## Directive:
List all lines of the data that include the string "author".

## Data for this exercise:

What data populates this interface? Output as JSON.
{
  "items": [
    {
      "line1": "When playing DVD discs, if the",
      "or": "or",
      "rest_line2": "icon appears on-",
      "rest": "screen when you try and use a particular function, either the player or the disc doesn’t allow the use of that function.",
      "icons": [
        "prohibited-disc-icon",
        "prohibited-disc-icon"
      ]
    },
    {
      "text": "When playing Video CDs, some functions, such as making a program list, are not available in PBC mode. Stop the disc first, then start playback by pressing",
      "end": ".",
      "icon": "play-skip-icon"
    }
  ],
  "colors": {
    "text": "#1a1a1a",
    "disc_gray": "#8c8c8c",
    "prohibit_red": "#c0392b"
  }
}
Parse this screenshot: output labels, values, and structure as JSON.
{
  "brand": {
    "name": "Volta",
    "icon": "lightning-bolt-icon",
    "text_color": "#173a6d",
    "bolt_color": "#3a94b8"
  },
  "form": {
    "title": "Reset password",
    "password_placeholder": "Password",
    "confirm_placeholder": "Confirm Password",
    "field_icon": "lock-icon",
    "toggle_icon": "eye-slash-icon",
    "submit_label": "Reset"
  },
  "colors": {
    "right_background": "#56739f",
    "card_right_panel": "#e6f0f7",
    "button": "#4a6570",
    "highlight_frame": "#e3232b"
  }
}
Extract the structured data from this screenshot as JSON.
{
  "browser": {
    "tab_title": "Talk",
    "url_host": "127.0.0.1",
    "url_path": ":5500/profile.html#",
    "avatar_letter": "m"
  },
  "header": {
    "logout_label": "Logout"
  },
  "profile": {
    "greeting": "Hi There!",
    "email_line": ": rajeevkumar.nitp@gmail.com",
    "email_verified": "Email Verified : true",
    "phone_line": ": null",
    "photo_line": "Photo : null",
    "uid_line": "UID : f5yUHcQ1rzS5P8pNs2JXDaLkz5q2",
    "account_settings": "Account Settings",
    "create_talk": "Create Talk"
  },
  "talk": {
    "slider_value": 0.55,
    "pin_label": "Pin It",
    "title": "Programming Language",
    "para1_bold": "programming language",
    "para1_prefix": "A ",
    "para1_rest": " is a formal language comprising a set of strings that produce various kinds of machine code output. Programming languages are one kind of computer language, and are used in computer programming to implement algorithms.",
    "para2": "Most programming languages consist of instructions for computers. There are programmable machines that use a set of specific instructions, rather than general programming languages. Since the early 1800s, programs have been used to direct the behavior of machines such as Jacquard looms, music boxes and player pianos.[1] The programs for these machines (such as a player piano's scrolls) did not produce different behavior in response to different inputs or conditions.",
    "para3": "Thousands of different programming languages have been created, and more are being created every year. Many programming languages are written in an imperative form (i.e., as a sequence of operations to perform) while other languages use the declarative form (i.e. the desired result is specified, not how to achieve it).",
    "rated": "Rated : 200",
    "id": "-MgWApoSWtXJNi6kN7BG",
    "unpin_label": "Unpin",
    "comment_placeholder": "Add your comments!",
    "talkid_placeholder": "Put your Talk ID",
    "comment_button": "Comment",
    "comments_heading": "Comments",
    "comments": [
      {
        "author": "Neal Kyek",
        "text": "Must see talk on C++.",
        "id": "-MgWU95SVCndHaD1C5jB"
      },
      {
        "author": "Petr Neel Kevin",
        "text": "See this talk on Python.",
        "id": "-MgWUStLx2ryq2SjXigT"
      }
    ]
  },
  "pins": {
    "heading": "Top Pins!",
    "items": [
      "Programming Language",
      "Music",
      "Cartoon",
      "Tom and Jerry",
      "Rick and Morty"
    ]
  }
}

## Task answer:
        "author": "Neal Kyek",
        "author": "Petr Neel Kevin",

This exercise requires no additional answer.